### The data
+ + +

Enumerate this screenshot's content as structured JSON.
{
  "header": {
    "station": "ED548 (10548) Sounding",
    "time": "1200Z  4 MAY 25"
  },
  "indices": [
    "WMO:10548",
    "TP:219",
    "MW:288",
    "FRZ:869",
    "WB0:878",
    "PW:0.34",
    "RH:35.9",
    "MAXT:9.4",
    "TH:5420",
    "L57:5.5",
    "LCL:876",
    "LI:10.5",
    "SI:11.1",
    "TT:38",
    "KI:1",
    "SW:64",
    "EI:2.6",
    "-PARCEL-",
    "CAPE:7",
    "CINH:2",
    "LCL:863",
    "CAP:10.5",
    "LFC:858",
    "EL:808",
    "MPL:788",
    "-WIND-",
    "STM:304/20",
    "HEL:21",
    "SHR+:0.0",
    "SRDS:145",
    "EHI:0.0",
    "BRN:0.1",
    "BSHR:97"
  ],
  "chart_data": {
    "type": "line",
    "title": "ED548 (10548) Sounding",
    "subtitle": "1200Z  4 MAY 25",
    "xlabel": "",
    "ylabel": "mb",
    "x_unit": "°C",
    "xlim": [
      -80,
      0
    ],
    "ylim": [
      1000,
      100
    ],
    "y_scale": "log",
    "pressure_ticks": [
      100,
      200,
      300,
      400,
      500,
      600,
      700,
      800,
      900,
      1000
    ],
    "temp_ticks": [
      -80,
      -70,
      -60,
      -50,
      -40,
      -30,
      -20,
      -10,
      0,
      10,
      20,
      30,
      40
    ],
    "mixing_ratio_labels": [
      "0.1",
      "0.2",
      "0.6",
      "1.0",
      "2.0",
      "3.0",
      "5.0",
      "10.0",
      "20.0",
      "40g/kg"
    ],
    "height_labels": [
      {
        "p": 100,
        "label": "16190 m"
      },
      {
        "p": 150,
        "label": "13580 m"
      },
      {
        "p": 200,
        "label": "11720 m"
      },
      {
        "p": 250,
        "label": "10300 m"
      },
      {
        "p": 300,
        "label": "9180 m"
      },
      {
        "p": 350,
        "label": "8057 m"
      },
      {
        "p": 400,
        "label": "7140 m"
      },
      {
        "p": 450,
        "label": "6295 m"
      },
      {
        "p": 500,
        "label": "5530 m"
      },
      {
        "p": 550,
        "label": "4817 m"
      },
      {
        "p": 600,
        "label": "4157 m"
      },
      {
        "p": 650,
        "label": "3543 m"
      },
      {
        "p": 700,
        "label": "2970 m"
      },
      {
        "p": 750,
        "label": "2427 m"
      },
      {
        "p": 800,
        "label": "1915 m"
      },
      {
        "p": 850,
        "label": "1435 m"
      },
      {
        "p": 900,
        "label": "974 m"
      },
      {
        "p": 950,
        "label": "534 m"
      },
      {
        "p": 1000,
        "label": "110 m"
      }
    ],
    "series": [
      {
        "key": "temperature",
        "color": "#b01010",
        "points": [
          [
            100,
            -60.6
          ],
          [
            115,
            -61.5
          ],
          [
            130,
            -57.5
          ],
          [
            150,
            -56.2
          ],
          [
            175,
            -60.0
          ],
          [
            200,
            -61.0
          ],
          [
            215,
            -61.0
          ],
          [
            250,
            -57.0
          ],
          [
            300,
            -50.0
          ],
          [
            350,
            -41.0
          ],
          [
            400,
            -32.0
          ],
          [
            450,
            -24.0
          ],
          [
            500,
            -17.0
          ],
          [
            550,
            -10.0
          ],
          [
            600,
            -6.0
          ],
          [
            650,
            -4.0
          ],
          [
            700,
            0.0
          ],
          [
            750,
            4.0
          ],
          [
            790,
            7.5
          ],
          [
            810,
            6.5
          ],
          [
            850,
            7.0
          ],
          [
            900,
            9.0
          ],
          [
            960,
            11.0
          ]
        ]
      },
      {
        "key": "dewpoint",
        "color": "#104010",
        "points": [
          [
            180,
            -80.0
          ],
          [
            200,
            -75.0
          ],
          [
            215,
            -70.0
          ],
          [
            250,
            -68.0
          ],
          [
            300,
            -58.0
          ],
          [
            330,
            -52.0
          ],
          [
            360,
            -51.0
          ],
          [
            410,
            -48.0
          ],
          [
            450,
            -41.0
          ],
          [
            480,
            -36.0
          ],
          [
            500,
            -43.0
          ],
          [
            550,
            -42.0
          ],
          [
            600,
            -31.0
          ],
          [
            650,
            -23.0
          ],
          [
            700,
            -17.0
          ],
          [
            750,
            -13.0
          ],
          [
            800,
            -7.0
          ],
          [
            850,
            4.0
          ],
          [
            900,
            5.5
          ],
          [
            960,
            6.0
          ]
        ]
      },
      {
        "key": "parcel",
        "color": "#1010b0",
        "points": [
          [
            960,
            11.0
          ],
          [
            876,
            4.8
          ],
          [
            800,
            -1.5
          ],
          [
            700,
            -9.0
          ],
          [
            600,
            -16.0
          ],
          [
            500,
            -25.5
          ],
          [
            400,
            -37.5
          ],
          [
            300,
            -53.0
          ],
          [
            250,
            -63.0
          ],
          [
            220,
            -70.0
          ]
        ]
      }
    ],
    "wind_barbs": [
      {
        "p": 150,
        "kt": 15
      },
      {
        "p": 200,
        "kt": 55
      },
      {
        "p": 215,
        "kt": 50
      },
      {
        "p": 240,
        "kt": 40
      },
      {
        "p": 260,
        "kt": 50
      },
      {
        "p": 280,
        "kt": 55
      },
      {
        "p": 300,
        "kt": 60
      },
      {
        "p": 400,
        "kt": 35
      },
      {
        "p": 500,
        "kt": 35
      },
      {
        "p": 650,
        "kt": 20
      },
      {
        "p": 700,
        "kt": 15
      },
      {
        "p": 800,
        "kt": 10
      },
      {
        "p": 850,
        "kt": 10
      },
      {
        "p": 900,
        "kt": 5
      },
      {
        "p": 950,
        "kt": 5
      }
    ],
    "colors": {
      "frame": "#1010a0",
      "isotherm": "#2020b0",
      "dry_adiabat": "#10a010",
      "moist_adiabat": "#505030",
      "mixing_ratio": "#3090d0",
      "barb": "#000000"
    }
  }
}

+ + +

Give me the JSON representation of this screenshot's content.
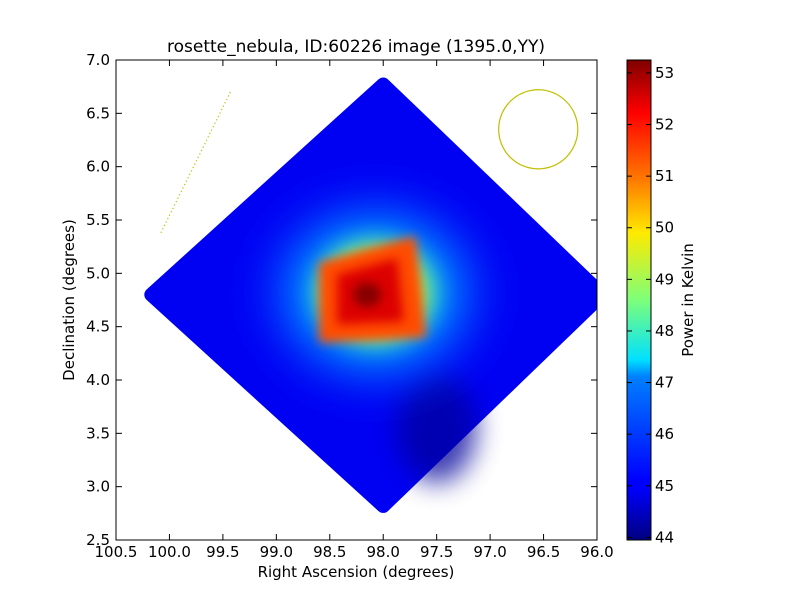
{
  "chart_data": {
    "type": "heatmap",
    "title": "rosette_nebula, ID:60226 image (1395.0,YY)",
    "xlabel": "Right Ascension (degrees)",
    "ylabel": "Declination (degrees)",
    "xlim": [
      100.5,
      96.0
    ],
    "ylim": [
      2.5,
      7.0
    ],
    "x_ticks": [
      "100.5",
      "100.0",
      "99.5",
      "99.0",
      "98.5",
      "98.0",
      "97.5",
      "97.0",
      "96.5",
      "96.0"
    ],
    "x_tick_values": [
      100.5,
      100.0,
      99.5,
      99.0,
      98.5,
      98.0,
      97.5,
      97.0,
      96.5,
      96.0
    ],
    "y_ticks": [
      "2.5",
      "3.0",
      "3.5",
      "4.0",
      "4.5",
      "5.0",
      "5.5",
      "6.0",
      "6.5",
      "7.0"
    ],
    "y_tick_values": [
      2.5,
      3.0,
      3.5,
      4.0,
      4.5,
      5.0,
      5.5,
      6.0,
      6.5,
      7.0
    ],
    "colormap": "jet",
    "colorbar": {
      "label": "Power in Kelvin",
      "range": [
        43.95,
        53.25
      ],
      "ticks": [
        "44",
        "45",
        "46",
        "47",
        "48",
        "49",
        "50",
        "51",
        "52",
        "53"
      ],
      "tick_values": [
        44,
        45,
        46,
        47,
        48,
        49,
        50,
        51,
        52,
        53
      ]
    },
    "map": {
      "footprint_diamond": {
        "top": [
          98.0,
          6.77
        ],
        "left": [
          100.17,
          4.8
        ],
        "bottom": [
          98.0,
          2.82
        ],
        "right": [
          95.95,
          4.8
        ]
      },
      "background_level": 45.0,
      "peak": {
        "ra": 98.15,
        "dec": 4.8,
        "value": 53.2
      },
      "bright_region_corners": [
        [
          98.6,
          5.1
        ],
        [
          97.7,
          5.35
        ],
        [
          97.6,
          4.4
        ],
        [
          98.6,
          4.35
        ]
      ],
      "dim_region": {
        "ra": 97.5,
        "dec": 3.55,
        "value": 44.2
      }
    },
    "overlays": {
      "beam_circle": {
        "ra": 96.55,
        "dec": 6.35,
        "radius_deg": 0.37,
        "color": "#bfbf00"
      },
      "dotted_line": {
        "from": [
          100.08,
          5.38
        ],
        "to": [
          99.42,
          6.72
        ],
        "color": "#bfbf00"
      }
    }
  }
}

+ + +

### What you are asked to do
Copy each line that holds the word "screenshot".

### Solution for this task
Enumerate this screenshot's content as structured JSON.
Give me the JSON representation of this screenshot's content.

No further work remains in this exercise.